═══ EXTRACTED RECORDS
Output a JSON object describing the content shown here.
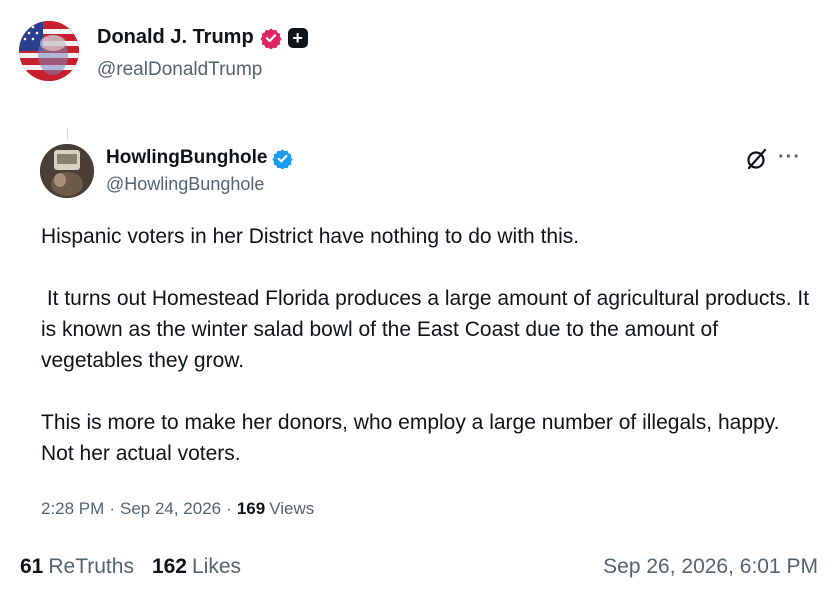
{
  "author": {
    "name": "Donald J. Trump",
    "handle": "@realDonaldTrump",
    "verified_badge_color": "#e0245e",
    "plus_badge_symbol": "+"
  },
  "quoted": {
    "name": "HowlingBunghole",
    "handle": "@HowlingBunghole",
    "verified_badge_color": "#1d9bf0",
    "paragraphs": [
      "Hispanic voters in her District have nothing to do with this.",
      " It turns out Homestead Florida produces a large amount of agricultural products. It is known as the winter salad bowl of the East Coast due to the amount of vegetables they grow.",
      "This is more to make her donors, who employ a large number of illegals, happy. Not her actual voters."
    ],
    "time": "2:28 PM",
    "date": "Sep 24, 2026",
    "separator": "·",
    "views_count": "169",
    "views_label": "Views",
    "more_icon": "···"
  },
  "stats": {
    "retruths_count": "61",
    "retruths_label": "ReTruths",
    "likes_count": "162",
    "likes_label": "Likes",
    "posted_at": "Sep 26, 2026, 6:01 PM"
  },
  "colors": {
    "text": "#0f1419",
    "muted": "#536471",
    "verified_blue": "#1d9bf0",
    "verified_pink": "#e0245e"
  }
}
══════
═══ EXTRACTED RECORDS
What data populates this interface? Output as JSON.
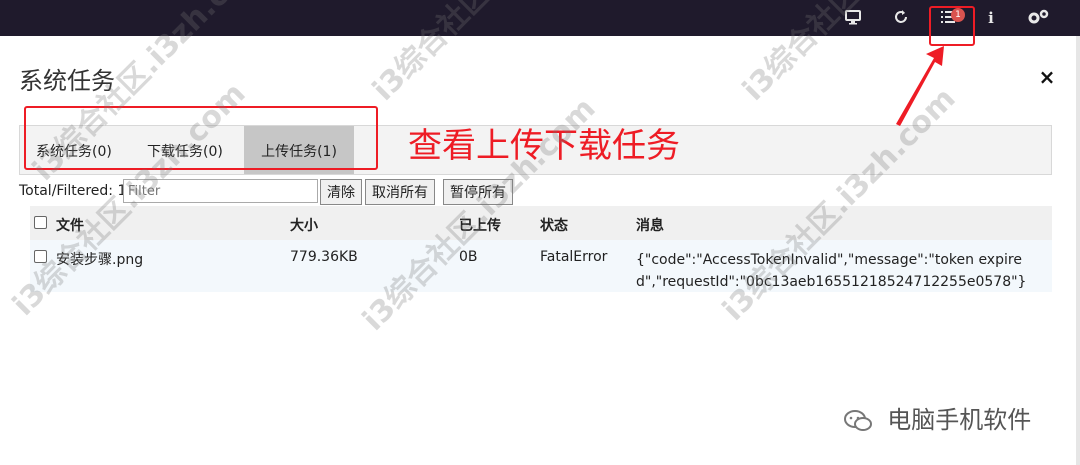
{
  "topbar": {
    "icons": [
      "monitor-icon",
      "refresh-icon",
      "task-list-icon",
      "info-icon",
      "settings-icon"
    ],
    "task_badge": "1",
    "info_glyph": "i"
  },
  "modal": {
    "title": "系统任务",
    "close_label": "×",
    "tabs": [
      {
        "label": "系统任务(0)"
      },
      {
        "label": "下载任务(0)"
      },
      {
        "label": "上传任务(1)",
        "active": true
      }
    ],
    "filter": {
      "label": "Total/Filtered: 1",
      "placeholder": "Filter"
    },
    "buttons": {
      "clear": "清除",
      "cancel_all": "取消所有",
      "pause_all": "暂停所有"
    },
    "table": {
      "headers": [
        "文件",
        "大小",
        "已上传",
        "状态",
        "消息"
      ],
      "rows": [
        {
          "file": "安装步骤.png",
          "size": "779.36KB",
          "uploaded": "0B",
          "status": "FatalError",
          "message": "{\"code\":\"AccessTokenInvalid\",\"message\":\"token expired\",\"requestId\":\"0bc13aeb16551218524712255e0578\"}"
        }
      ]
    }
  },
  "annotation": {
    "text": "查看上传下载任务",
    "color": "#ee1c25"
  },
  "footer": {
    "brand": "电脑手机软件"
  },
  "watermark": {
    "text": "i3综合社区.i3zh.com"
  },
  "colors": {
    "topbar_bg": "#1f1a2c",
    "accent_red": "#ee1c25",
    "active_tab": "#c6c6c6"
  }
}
══════
Across the data, tally the lines containing "JSON" and give back the number alone.

2